**Task prompt:** Pick out each line in these entries that contains the string "model".

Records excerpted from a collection
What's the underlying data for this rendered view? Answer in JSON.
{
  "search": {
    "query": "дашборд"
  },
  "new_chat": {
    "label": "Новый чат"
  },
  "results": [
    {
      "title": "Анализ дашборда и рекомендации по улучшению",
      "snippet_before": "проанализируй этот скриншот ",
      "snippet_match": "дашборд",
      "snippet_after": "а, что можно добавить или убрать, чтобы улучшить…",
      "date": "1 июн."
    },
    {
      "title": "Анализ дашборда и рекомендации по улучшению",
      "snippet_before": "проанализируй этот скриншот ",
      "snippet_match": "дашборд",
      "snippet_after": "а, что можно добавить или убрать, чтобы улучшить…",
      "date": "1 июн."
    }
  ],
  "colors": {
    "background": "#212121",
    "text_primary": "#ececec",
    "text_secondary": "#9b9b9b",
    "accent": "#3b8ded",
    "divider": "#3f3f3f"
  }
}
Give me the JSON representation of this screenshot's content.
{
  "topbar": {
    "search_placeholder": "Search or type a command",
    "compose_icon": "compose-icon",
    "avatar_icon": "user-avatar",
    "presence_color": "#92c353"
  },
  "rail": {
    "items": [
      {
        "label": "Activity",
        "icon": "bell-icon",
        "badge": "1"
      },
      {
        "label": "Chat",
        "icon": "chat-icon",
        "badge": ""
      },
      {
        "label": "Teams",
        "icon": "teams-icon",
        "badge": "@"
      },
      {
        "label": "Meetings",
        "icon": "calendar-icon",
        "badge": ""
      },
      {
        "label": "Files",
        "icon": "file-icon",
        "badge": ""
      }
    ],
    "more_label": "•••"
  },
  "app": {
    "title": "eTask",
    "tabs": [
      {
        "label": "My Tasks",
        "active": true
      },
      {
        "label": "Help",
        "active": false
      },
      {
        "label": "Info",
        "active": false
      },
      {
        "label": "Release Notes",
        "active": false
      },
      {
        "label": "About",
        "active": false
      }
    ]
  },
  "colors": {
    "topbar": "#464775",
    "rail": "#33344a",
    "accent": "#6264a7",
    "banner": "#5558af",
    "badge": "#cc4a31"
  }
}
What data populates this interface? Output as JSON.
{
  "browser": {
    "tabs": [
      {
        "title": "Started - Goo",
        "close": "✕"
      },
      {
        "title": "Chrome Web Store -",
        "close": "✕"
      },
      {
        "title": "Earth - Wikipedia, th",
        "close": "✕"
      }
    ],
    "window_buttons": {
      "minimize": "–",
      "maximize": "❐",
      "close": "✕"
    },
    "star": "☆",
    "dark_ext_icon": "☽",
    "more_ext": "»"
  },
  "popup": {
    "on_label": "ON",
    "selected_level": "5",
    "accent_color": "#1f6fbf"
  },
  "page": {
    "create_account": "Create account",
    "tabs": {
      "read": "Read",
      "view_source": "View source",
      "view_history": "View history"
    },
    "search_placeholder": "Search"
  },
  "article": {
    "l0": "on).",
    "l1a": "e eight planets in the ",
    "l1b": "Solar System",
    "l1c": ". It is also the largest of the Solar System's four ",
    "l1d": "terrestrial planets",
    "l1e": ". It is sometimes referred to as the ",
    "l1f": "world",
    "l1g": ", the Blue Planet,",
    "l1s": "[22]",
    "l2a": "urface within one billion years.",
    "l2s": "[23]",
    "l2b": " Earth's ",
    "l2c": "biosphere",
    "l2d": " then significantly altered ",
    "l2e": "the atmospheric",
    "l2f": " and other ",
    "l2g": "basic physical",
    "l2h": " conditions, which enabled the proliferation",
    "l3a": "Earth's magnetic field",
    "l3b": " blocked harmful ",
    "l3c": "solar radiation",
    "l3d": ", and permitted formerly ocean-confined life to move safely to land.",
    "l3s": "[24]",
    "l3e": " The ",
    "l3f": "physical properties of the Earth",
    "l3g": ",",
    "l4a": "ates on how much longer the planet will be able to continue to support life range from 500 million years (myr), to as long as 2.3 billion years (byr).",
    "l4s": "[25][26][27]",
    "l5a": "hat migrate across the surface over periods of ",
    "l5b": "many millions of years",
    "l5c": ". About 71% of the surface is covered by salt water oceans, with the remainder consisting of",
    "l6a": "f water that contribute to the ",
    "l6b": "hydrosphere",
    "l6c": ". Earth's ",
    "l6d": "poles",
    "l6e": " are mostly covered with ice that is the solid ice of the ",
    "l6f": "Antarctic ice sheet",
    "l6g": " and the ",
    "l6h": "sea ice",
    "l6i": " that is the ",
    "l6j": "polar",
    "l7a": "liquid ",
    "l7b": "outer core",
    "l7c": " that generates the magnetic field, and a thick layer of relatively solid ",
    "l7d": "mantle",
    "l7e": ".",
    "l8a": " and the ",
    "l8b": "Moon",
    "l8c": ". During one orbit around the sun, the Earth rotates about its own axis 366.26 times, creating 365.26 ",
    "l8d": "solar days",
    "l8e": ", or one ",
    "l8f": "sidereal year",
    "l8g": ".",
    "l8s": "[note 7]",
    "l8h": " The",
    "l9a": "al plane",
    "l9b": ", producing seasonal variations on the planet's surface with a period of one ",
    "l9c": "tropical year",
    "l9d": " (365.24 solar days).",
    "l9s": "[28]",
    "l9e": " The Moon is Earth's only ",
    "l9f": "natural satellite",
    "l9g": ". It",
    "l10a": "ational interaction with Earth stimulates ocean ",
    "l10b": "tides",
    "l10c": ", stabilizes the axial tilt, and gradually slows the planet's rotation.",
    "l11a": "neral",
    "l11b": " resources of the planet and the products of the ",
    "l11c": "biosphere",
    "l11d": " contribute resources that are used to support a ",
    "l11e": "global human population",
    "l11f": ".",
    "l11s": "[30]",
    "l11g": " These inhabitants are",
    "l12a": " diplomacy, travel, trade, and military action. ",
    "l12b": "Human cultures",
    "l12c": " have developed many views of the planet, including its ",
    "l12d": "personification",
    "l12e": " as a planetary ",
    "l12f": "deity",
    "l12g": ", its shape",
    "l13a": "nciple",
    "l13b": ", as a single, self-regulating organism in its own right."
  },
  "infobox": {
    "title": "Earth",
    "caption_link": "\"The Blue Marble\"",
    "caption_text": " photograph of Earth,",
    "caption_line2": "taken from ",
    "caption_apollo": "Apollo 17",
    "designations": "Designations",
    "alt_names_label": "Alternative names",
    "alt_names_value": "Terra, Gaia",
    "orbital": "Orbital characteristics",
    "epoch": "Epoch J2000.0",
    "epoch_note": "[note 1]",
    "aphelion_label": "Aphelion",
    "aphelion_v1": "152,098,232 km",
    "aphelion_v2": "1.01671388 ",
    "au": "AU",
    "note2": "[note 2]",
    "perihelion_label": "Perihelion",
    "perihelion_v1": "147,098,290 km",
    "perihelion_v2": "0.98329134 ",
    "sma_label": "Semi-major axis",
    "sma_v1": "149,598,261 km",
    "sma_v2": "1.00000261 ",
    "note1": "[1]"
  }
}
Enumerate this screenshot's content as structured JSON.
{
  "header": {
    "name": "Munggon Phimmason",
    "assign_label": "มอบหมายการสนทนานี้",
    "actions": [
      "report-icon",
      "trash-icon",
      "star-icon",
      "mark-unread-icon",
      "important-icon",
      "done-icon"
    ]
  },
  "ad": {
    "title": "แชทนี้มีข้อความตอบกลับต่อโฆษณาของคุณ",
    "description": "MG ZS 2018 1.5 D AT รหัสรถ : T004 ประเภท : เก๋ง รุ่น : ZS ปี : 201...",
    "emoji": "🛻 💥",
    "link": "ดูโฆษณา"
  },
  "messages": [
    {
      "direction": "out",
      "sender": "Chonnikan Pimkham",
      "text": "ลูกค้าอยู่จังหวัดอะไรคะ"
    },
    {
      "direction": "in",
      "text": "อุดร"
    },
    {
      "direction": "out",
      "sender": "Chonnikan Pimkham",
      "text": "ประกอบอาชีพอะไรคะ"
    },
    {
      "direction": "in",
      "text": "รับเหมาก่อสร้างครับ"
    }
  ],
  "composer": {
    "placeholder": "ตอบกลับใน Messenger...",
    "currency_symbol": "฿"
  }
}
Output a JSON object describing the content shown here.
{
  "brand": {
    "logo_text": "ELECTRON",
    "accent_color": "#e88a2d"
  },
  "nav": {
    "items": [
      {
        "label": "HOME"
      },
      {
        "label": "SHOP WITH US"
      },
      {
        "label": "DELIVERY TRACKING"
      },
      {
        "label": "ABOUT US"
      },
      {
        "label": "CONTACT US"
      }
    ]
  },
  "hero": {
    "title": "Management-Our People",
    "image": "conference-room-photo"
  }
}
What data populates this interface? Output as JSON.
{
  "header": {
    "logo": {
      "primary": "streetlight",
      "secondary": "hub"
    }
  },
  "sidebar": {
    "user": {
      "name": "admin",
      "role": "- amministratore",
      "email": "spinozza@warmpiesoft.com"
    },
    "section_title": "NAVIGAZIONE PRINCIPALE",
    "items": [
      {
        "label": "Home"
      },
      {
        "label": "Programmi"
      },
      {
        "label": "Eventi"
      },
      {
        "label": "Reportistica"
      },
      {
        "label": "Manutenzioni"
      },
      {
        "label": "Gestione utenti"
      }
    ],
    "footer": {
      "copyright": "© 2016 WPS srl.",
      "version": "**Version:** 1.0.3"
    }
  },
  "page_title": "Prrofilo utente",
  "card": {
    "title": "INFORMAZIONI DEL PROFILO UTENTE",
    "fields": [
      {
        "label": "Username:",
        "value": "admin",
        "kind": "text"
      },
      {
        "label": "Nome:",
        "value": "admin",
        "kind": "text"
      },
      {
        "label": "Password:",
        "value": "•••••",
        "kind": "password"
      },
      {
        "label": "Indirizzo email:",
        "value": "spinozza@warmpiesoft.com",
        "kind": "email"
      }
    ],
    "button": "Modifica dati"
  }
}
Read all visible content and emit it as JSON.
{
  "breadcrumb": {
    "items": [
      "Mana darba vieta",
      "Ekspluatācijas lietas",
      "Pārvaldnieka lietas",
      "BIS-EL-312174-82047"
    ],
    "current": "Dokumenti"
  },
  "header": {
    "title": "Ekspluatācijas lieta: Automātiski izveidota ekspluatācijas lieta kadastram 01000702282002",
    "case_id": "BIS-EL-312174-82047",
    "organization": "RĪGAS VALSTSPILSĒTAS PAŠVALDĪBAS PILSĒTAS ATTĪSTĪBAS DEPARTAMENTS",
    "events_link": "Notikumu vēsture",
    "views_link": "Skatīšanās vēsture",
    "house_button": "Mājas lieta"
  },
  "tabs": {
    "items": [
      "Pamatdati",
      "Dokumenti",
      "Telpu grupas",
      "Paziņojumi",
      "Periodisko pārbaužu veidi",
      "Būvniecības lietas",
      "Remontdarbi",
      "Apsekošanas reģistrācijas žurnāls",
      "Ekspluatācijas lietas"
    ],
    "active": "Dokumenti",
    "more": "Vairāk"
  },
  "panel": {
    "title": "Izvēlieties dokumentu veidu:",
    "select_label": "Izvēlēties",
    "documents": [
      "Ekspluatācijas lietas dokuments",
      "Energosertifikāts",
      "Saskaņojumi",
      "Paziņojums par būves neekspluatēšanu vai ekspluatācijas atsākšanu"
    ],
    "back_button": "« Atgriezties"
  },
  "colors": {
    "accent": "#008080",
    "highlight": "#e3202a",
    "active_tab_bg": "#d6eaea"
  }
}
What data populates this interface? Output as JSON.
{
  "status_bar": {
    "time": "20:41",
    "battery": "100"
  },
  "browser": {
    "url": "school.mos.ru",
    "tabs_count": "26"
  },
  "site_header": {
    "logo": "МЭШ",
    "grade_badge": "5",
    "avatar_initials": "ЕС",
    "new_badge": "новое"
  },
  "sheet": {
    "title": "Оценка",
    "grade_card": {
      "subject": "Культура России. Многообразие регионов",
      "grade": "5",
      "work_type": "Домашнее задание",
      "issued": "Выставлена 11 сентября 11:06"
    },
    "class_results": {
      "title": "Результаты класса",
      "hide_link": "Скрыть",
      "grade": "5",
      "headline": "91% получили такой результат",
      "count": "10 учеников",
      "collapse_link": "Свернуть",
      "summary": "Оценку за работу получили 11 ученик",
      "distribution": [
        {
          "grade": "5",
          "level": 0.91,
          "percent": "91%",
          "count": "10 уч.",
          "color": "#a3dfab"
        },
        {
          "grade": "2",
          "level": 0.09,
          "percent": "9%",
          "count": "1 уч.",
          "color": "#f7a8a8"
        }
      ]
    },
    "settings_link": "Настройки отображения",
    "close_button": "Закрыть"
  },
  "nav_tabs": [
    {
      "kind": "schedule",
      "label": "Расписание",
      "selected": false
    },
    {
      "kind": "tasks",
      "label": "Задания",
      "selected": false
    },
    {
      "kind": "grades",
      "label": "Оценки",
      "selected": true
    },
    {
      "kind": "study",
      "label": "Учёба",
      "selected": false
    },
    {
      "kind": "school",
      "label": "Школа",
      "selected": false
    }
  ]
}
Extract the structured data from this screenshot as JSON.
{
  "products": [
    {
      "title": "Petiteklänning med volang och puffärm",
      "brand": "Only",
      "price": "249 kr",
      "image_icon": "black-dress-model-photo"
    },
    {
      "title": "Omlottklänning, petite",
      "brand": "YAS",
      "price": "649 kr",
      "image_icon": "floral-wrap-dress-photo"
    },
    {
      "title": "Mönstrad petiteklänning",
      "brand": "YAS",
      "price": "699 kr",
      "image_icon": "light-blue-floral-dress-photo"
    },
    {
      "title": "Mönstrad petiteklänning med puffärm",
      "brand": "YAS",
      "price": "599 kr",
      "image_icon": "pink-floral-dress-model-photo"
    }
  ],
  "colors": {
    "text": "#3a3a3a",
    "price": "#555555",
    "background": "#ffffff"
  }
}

**Answer to this problem:**
      "image_icon": "black-dress-model-photo"
      "image_icon": "pink-floral-dress-model-photo"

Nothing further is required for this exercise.